[Task directions]:
Without the pictures, can you quote each line below exactly?

[Data lines]:
"""
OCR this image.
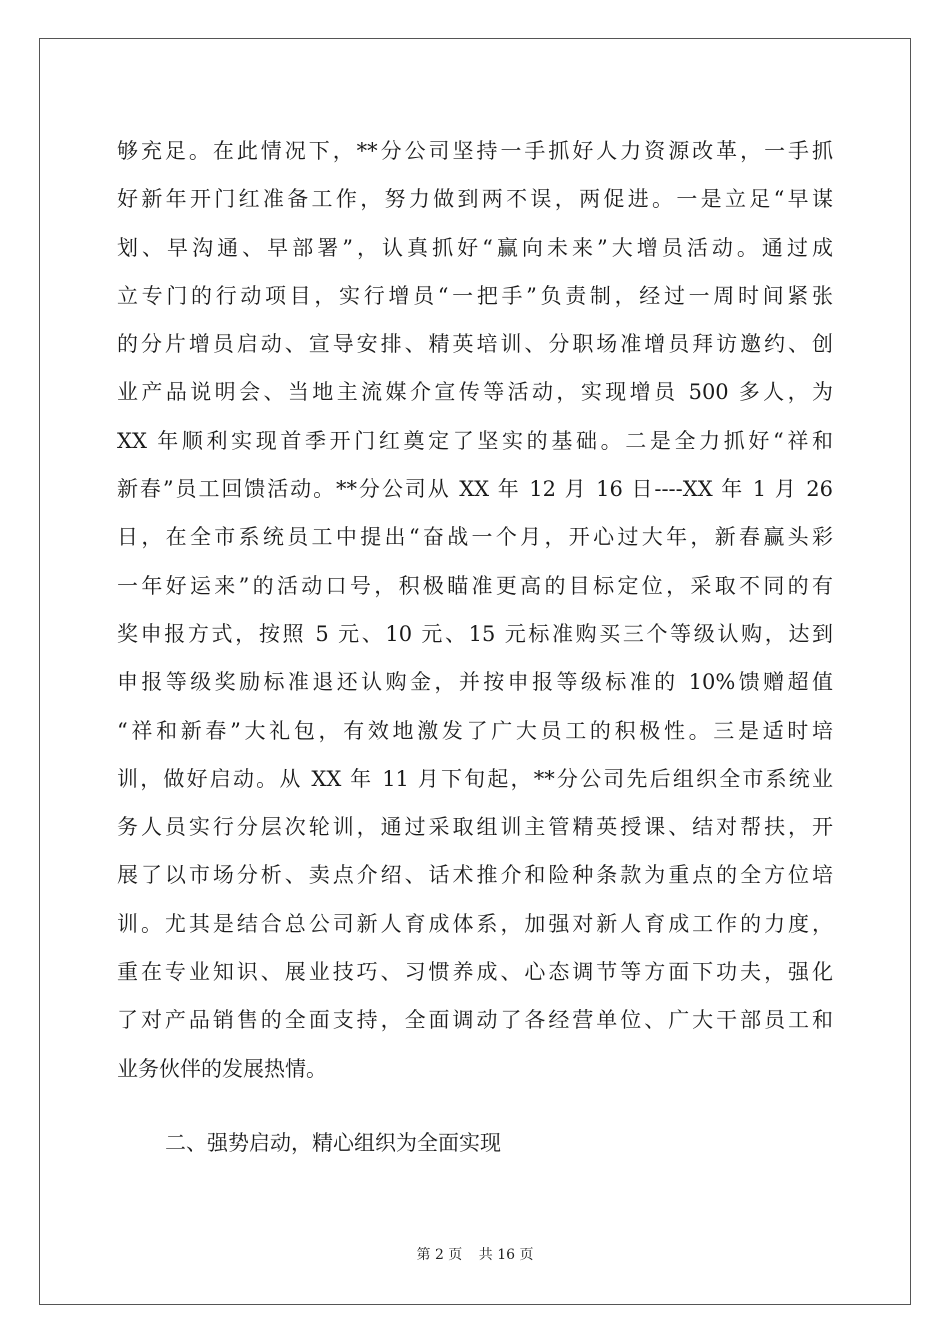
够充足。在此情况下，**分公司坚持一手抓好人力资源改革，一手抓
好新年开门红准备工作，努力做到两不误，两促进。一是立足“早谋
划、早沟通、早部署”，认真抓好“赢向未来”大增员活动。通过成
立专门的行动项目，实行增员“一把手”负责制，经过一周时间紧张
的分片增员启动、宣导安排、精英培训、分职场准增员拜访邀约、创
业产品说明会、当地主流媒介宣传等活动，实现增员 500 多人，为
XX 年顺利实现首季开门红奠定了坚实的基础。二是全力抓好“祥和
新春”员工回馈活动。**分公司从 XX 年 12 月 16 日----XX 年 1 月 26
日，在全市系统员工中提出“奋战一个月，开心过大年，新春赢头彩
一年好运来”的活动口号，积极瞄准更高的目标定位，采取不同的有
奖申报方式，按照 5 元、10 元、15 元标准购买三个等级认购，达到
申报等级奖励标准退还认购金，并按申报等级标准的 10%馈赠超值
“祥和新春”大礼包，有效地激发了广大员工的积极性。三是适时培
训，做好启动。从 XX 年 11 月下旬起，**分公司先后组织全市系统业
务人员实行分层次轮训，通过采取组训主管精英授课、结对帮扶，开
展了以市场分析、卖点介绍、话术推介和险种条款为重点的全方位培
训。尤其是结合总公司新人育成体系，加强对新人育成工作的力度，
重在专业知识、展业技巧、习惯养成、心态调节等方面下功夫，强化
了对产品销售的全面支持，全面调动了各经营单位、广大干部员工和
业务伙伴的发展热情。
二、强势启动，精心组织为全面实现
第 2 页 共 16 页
"""
[Result for this task]:
OCR this image.
够充足。在此情况下，**分公司坚持一手抓好人力资源改革，一手抓
好新年开门红准备工作，努力做到两不误，两促进。一是立足“早谋
划、早沟通、早部署”，认真抓好“赢向未来”大增员活动。通过成
立专门的行动项目，实行增员“一把手”负责制，经过一周时间紧张
的分片增员启动、宣导安排、精英培训、分职场准增员拜访邀约、创
业产品说明会、当地主流媒介宣传等活动，实现增员 500 多人，为
XX 年顺利实现首季开门红奠定了坚实的基础。二是全力抓好“祥和
新春”员工回馈活动。**分公司从 XX 年 12 月 16 日----XX 年 1 月 26
日，在全市系统员工中提出“奋战一个月，开心过大年，新春赢头彩
一年好运来”的活动口号，积极瞄准更高的目标定位，采取不同的有
奖申报方式，按照 5 元、10 元、15 元标准购买三个等级认购，达到
申报等级奖励标准退还认购金，并按申报等级标准的 10%馈赠超值
“祥和新春”大礼包，有效地激发了广大员工的积极性。三是适时培
训，做好启动。从 XX 年 11 月下旬起，**分公司先后组织全市系统业
务人员实行分层次轮训，通过采取组训主管精英授课、结对帮扶，开
展了以市场分析、卖点介绍、话术推介和险种条款为重点的全方位培
训。尤其是结合总公司新人育成体系，加强对新人育成工作的力度，
重在专业知识、展业技巧、习惯养成、心态调节等方面下功夫，强化
了对产品销售的全面支持，全面调动了各经营单位、广大干部员工和
业务伙伴的发展热情。
二、强势启动，精心组织为全面实现
第 2 页 共 16 页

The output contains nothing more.